WHAT TO WORK ON:
Select the lines below containing the word "препятствие".

# # #

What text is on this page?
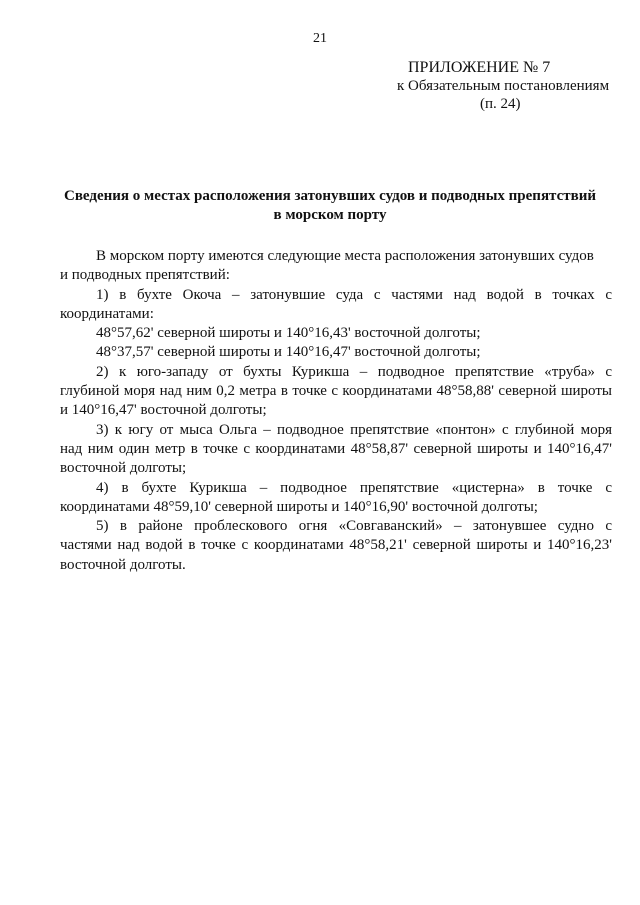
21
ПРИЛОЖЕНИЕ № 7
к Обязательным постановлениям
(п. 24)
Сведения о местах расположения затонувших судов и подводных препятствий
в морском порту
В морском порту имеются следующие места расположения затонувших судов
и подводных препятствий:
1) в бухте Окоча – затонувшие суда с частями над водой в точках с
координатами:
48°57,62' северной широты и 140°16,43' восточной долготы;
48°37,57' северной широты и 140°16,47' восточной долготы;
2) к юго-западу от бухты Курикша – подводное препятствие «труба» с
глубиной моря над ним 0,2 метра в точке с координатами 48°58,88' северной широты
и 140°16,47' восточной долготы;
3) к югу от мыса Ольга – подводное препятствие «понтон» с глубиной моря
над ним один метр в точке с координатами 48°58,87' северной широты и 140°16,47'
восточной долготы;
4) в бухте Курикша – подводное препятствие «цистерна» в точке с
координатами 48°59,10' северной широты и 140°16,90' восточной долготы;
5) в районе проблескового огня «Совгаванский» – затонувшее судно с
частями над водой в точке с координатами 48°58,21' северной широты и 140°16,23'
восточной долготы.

# # #

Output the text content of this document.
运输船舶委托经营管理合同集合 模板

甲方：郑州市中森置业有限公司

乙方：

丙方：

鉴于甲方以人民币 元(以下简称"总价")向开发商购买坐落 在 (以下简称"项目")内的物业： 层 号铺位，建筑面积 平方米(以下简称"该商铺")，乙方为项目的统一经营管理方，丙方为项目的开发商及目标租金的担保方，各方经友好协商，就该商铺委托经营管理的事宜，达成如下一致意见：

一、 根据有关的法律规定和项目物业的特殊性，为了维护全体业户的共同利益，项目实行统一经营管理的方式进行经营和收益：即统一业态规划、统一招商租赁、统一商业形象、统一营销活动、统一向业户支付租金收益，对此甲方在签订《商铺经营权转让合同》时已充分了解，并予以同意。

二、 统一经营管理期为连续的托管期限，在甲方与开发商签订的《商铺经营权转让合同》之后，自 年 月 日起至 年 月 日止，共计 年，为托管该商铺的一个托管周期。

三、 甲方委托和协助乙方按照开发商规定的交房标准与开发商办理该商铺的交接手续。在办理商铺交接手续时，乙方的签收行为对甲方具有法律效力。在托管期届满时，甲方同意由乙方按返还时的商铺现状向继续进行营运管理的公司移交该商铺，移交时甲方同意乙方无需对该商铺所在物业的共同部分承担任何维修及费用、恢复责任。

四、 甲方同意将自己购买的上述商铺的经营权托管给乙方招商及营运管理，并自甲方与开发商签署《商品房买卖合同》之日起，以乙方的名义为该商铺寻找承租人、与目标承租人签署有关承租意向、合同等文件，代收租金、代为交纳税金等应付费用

# # #

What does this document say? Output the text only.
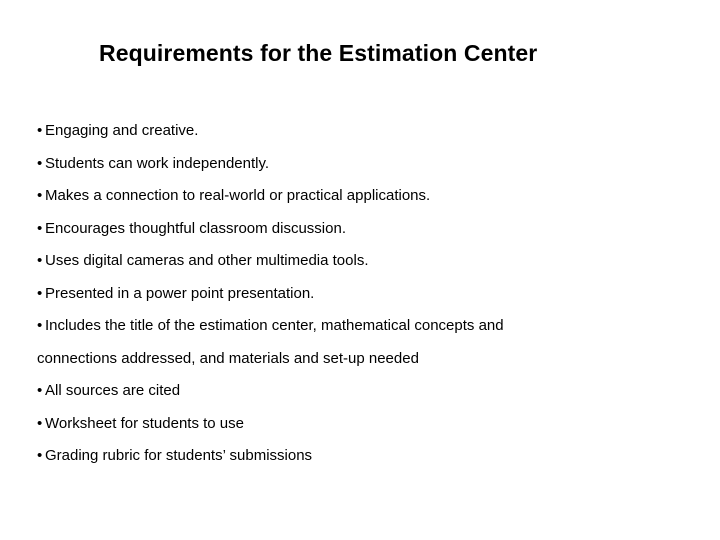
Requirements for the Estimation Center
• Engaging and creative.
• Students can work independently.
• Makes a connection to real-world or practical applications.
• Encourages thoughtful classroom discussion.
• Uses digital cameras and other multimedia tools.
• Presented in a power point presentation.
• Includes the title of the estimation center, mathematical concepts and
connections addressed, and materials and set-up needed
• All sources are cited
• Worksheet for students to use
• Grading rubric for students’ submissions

# # #

RESPONSE TO THIS EXERCISE:
2) к юго-западу от бухты Курикша – подводное препятствие «труба» с
3) к югу от мыса Ольга – подводное препятствие «понтон» с глубиной моря
4) в бухте Курикша – подводное препятствие «цистерна» в точке с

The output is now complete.